Omit any picture, and return the remaining data exactly as written.

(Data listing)
━━━━━━━━━━━━━━━━━━━━

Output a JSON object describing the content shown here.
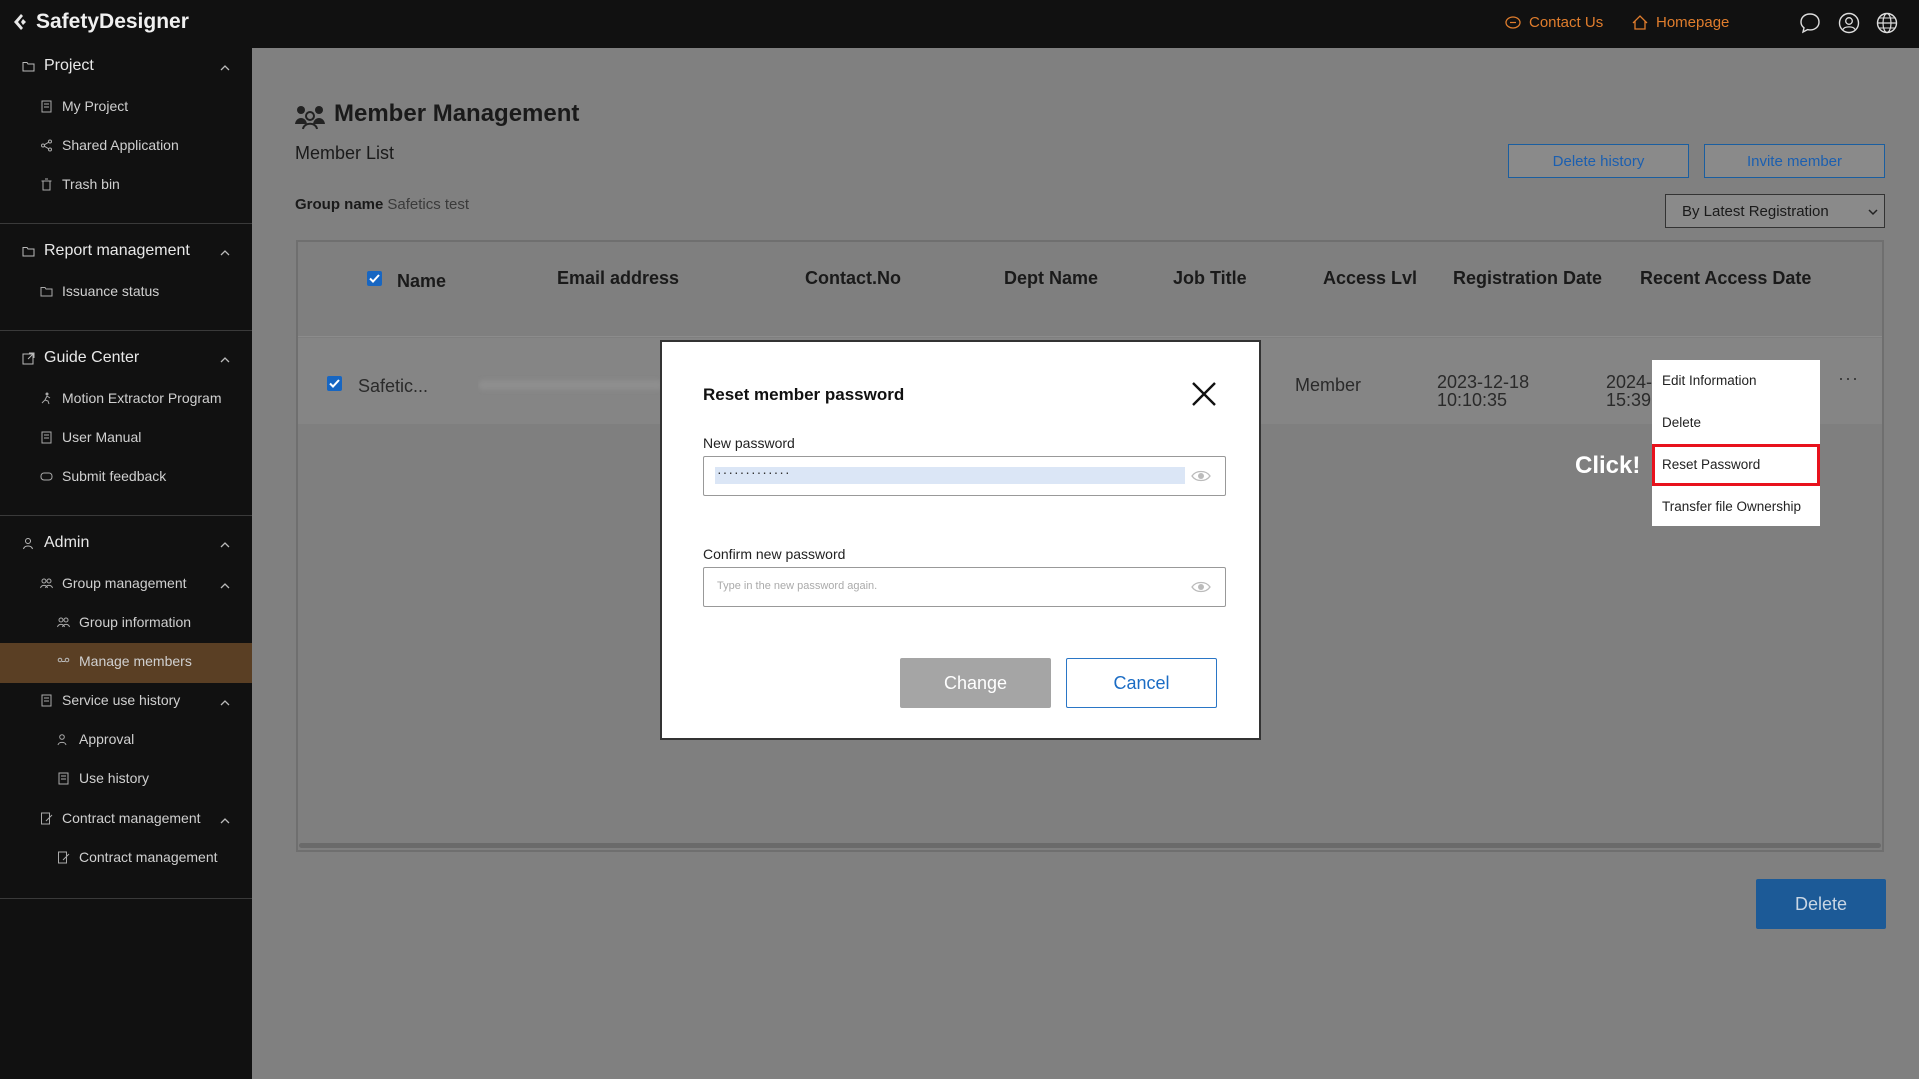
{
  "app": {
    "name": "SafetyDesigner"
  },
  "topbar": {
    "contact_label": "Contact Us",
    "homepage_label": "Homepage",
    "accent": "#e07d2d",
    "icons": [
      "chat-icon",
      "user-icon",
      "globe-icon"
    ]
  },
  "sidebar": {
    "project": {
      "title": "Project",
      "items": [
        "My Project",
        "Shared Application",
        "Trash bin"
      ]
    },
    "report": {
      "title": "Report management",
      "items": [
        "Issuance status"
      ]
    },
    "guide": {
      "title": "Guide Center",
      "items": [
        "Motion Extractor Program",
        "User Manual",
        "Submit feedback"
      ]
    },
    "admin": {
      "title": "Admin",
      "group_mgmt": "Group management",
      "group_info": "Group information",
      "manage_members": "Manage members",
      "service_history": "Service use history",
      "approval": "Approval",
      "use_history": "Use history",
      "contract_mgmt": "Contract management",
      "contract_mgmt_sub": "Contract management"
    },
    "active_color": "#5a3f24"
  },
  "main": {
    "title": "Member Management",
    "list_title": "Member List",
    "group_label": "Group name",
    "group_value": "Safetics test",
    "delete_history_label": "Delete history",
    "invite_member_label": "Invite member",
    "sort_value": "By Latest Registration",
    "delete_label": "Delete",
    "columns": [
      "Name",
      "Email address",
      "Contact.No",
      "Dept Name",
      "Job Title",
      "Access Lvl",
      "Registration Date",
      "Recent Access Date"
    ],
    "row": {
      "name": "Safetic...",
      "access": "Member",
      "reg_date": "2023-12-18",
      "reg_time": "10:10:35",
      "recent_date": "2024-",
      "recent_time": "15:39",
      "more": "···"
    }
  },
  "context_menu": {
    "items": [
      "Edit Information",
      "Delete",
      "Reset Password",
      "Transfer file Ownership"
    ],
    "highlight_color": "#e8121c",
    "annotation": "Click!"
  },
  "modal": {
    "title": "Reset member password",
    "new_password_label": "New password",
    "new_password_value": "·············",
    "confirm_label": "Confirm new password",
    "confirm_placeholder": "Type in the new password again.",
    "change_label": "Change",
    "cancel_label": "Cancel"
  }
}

━━━━━━━━━━━━━━━━━━━━

EXERCISE OUTPUT:
Output a JSON object describing the content shown here.
{
  "app": {
    "name": "SafetyDesigner"
  },
  "topbar": {
    "contact_label": "Contact Us",
    "homepage_label": "Homepage",
    "accent": "#e07d2d",
    "icons": [
      "chat-icon",
      "user-icon",
      "globe-icon"
    ]
  },
  "sidebar": {
    "project": {
      "title": "Project",
      "items": [
        "My Project",
        "Shared Application",
        "Trash bin"
      ]
    },
    "report": {
      "title": "Report management",
      "items": [
        "Issuance status"
      ]
    },
    "guide": {
      "title": "Guide Center",
      "items": [
        "Motion Extractor Program",
        "User Manual",
        "Submit feedback"
      ]
    },
    "admin": {
      "title": "Admin",
      "group_mgmt": "Group management",
      "group_info": "Group information",
      "manage_members": "Manage members",
      "service_history": "Service use history",
      "approval": "Approval",
      "use_history": "Use history",
      "contract_mgmt": "Contract management",
      "contract_mgmt_sub": "Contract management"
    },
    "active_color": "#5a3f24"
  },
  "main": {
    "title": "Member Management",
    "list_title": "Member List",
    "group_label": "Group name",
    "group_value": "Safetics test",
    "delete_history_label": "Delete history",
    "invite_member_label": "Invite member",
    "sort_value": "By Latest Registration",
    "delete_label": "Delete",
    "columns": [
      "Name",
      "Email address",
      "Contact.No",
      "Dept Name",
      "Job Title",
      "Access Lvl",
      "Registration Date",
      "Recent Access Date"
    ],
    "row": {
      "name": "Safetic...",
      "access": "Member",
      "reg_date": "2023-12-18",
      "reg_time": "10:10:35",
      "recent_date": "2024-",
      "recent_time": "15:39",
      "more": "···"
    }
  },
  "context_menu": {
    "items": [
      "Edit Information",
      "Delete",
      "Reset Password",
      "Transfer file Ownership"
    ],
    "highlight_color": "#e8121c",
    "annotation": "Click!"
  },
  "modal": {
    "title": "Reset member password",
    "new_password_label": "New password",
    "new_password_value": "·············",
    "confirm_label": "Confirm new password",
    "confirm_placeholder": "Type in the new password again.",
    "change_label": "Change",
    "cancel_label": "Cancel"
  }
}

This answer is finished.